● WHAT YOU SHOULD DO: Repeat the entire listing exactly as written.

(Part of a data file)

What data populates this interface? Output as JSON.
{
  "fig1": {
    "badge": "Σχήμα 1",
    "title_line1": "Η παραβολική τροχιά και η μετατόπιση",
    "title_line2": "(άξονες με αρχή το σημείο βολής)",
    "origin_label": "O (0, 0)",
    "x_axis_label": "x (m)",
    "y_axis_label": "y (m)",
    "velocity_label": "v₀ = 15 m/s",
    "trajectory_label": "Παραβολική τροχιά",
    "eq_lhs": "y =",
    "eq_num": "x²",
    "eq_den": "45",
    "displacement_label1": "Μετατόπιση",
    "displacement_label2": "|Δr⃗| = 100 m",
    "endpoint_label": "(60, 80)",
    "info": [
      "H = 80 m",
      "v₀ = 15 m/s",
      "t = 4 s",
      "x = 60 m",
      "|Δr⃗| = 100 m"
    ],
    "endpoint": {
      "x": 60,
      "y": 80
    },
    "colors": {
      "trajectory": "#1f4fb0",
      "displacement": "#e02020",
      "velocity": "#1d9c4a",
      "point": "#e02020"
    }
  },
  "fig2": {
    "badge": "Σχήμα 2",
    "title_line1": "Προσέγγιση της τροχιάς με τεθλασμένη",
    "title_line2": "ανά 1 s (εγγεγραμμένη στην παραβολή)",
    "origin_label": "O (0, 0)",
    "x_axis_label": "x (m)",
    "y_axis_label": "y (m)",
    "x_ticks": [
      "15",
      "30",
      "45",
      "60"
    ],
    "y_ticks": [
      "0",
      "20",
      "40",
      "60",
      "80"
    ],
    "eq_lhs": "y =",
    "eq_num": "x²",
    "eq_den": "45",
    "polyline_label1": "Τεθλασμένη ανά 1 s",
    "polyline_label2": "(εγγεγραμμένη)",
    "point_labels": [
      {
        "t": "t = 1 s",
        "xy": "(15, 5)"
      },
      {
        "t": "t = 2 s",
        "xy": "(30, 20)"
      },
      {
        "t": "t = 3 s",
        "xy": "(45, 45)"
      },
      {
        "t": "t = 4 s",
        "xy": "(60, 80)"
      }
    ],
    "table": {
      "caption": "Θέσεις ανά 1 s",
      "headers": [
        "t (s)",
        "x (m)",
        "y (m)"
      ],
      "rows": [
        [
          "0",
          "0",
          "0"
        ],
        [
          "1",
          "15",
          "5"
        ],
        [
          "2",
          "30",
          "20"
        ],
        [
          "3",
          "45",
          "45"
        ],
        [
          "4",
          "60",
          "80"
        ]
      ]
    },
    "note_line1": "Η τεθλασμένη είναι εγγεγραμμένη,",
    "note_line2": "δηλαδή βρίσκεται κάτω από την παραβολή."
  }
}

● THE SOLUTION:
What data populates this interface? Output as JSON.
{
  "fig1": {
    "badge": "Σχήμα 1",
    "title_line1": "Η παραβολική τροχιά και η μετατόπιση",
    "title_line2": "(άξονες με αρχή το σημείο βολής)",
    "origin_label": "O (0, 0)",
    "x_axis_label": "x (m)",
    "y_axis_label": "y (m)",
    "velocity_label": "v₀ = 15 m/s",
    "trajectory_label": "Παραβολική τροχιά",
    "eq_lhs": "y =",
    "eq_num": "x²",
    "eq_den": "45",
    "displacement_label1": "Μετατόπιση",
    "displacement_label2": "|Δr⃗| = 100 m",
    "endpoint_label": "(60, 80)",
    "info": [
      "H = 80 m",
      "v₀ = 15 m/s",
      "t = 4 s",
      "x = 60 m",
      "|Δr⃗| = 100 m"
    ],
    "endpoint": {
      "x": 60,
      "y": 80
    },
    "colors": {
      "trajectory": "#1f4fb0",
      "displacement": "#e02020",
      "velocity": "#1d9c4a",
      "point": "#e02020"
    }
  },
  "fig2": {
    "badge": "Σχήμα 2",
    "title_line1": "Προσέγγιση της τροχιάς με τεθλασμένη",
    "title_line2": "ανά 1 s (εγγεγραμμένη στην παραβολή)",
    "origin_label": "O (0, 0)",
    "x_axis_label": "x (m)",
    "y_axis_label": "y (m)",
    "x_ticks": [
      "15",
      "30",
      "45",
      "60"
    ],
    "y_ticks": [
      "0",
      "20",
      "40",
      "60",
      "80"
    ],
    "eq_lhs": "y =",
    "eq_num": "x²",
    "eq_den": "45",
    "polyline_label1": "Τεθλασμένη ανά 1 s",
    "polyline_label2": "(εγγεγραμμένη)",
    "point_labels": [
      {
        "t": "t = 1 s",
        "xy": "(15, 5)"
      },
      {
        "t": "t = 2 s",
        "xy": "(30, 20)"
      },
      {
        "t": "t = 3 s",
        "xy": "(45, 45)"
      },
      {
        "t": "t = 4 s",
        "xy": "(60, 80)"
      }
    ],
    "table": {
      "caption": "Θέσεις ανά 1 s",
      "headers": [
        "t (s)",
        "x (m)",
        "y (m)"
      ],
      "rows": [
        [
          "0",
          "0",
          "0"
        ],
        [
          "1",
          "15",
          "5"
        ],
        [
          "2",
          "30",
          "20"
        ],
        [
          "3",
          "45",
          "45"
        ],
        [
          "4",
          "60",
          "80"
        ]
      ]
    },
    "note_line1": "Η τεθλασμένη είναι εγγεγραμμένη,",
    "note_line2": "δηλαδή βρίσκεται κάτω από την παραβολή."
  }
}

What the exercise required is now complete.